───── Record extracts ─────

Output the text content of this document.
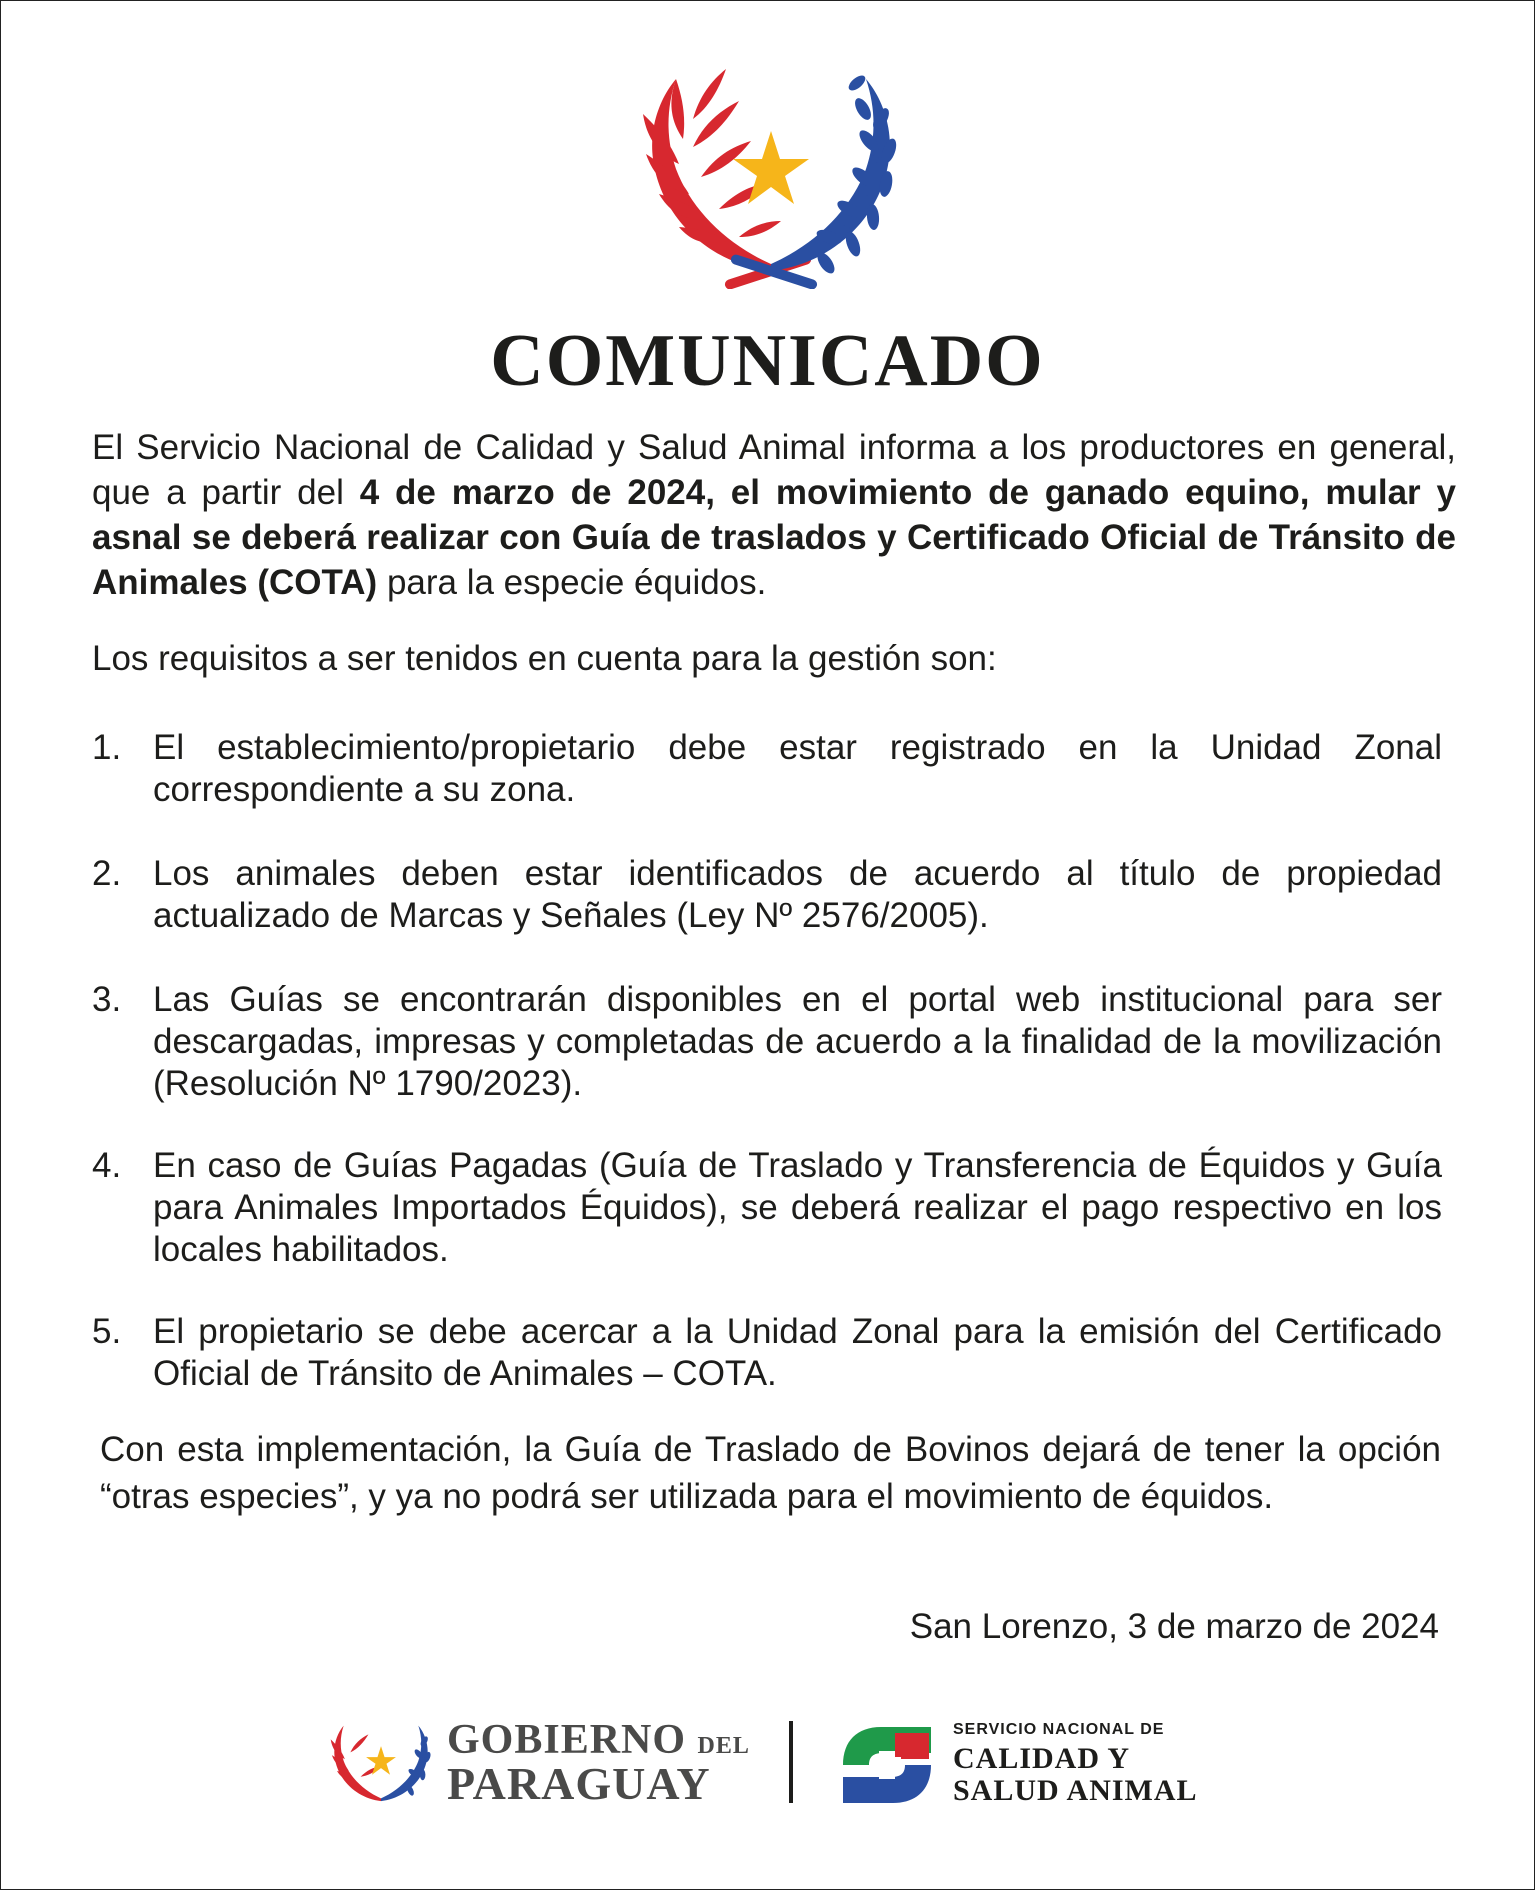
COMUNICADO

El Servicio Nacional de Calidad y Salud Animal informa a los productores en general, que a partir del 4 de marzo de 2024, el movimiento de ganado equino, mular y asnal se deberá realizar con Guía de traslados y Certificado Oficial de Tránsito de Animales (COTA) para la especie équidos.

Los requisitos a ser tenidos en cuenta para la gestión son:

1. El establecimiento/propietario debe estar registrado en la Unidad Zonal correspondiente a su zona.
2. Los animales deben estar identificados de acuerdo al título de propiedad actualizado de Marcas y Señales (Ley Nº 2576/2005).
3. Las Guías se encontrarán disponibles en el portal web institucional para ser descargadas, impresas y completadas de acuerdo a la finalidad de la movilización (Resolución Nº 1790/2023).
4. En caso de Guías Pagadas (Guía de Traslado y Transferencia de Équidos y Guía para Animales Importados Équidos), se deberá realizar el pago respectivo en los locales habilitados.
5. El propietario se debe acercar a la Unidad Zonal para la emisión del Certificado Oficial de Tránsito de Animales – COTA.

Con esta implementación, la Guía de Traslado de Bovinos dejará de tener la opción “otras especies”, y ya no podrá ser utilizada para el movimiento de équidos.

San Lorenzo, 3 de marzo de 2024
GOBIERNO DEL
PARAGUAY
SERVICIO NACIONAL DE
CALIDAD Y
SALUD ANIMAL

─────

=== Exercise objective ===
Reply with only the number of lines in the entries that contain the word "movimiento".

=== Response below ===
2